WRITTEN REQUEST — Copy the data that follows, character for character, minus the pictures.

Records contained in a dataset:

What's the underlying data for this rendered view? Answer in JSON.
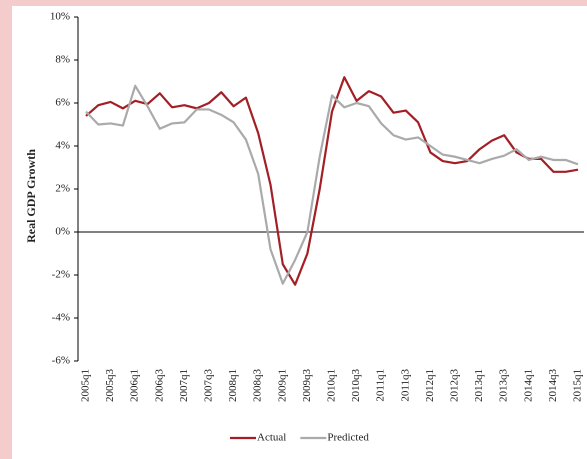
{
  "chart_data": {
    "type": "line",
    "y_label": "Real GDP Growth",
    "categories": [
      "2005q1",
      null,
      "2005q3",
      null,
      "2006q1",
      null,
      "2006q3",
      null,
      "2007q1",
      null,
      "2007q3",
      null,
      "2008q1",
      null,
      "2008q3",
      null,
      "2009q1",
      null,
      "2009q3",
      null,
      "2010q1",
      null,
      "2010q3",
      null,
      "2011q1",
      null,
      "2011q3",
      null,
      "2012q1",
      null,
      "2012q3",
      null,
      "2013q1",
      null,
      "2013q3",
      null,
      "2014q1",
      null,
      "2014q3",
      null,
      "2015q1"
    ],
    "series": [
      {
        "name": "Actual",
        "color": "#a31f26",
        "values": [
          5.4,
          5.9,
          6.05,
          5.75,
          6.1,
          5.95,
          6.45,
          5.8,
          5.9,
          5.75,
          6.0,
          6.5,
          5.85,
          6.25,
          4.6,
          2.2,
          -1.5,
          -2.45,
          -1.0,
          2.0,
          5.6,
          7.2,
          6.1,
          6.55,
          6.3,
          5.55,
          5.65,
          5.1,
          3.7,
          3.3,
          3.2,
          3.3,
          3.85,
          4.25,
          4.5,
          3.7,
          3.4,
          3.4,
          2.8,
          2.8,
          2.9
        ]
      },
      {
        "name": "Predicted",
        "color": "#aaaaaa",
        "values": [
          5.6,
          5.0,
          5.05,
          4.95,
          6.8,
          5.85,
          4.8,
          5.05,
          5.1,
          5.7,
          5.7,
          5.45,
          5.1,
          4.3,
          2.7,
          -0.8,
          -2.4,
          -1.3,
          0.0,
          3.5,
          6.35,
          5.8,
          6.0,
          5.85,
          5.05,
          4.5,
          4.3,
          4.4,
          4.0,
          3.6,
          3.5,
          3.35,
          3.2,
          3.4,
          3.55,
          3.85,
          3.35,
          3.5,
          3.35,
          3.35,
          3.15
        ]
      }
    ],
    "ylim": [
      -6,
      10
    ],
    "yticks": [
      {
        "value": -6,
        "label": "-6%"
      },
      {
        "value": -4,
        "label": "-4%"
      },
      {
        "value": -2,
        "label": "-2%"
      },
      {
        "value": 0,
        "label": "0%"
      },
      {
        "value": 2,
        "label": "2%"
      },
      {
        "value": 4,
        "label": "4%"
      },
      {
        "value": 6,
        "label": "6%"
      },
      {
        "value": 8,
        "label": "8%"
      },
      {
        "value": 10,
        "label": "10%"
      }
    ],
    "legend": "bottom"
  }
}
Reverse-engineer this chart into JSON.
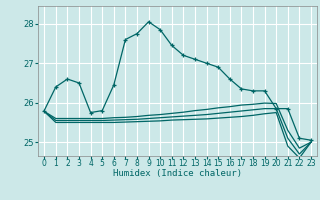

THE SOLUTION —
What's the underlying data for this rendered view? Answer in JSON.
{
  "chart_data": {
    "type": "line",
    "y_label": "Real GDP Growth",
    "categories": [
      "2005q1",
      null,
      "2005q3",
      null,
      "2006q1",
      null,
      "2006q3",
      null,
      "2007q1",
      null,
      "2007q3",
      null,
      "2008q1",
      null,
      "2008q3",
      null,
      "2009q1",
      null,
      "2009q3",
      null,
      "2010q1",
      null,
      "2010q3",
      null,
      "2011q1",
      null,
      "2011q3",
      null,
      "2012q1",
      null,
      "2012q3",
      null,
      "2013q1",
      null,
      "2013q3",
      null,
      "2014q1",
      null,
      "2014q3",
      null,
      "2015q1"
    ],
    "series": [
      {
        "name": "Actual",
        "color": "#a31f26",
        "values": [
          5.4,
          5.9,
          6.05,
          5.75,
          6.1,
          5.95,
          6.45,
          5.8,
          5.9,
          5.75,
          6.0,
          6.5,
          5.85,
          6.25,
          4.6,
          2.2,
          -1.5,
          -2.45,
          -1.0,
          2.0,
          5.6,
          7.2,
          6.1,
          6.55,
          6.3,
          5.55,
          5.65,
          5.1,
          3.7,
          3.3,
          3.2,
          3.3,
          3.85,
          4.25,
          4.5,
          3.7,
          3.4,
          3.4,
          2.8,
          2.8,
          2.9
        ]
      },
      {
        "name": "Predicted",
        "color": "#aaaaaa",
        "values": [
          5.6,
          5.0,
          5.05,
          4.95,
          6.8,
          5.85,
          4.8,
          5.05,
          5.1,
          5.7,
          5.7,
          5.45,
          5.1,
          4.3,
          2.7,
          -0.8,
          -2.4,
          -1.3,
          0.0,
          3.5,
          6.35,
          5.8,
          6.0,
          5.85,
          5.05,
          4.5,
          4.3,
          4.4,
          4.0,
          3.6,
          3.5,
          3.35,
          3.2,
          3.4,
          3.55,
          3.85,
          3.35,
          3.5,
          3.35,
          3.35,
          3.15
        ]
      }
    ],
    "ylim": [
      -6,
      10
    ],
    "yticks": [
      {
        "value": -6,
        "label": "-6%"
      },
      {
        "value": -4,
        "label": "-4%"
      },
      {
        "value": -2,
        "label": "-2%"
      },
      {
        "value": 0,
        "label": "0%"
      },
      {
        "value": 2,
        "label": "2%"
      },
      {
        "value": 4,
        "label": "4%"
      },
      {
        "value": 6,
        "label": "6%"
      },
      {
        "value": 8,
        "label": "8%"
      },
      {
        "value": 10,
        "label": "10%"
      }
    ],
    "legend": "bottom"
  }
}
Reverse-engineer this chart into JSON.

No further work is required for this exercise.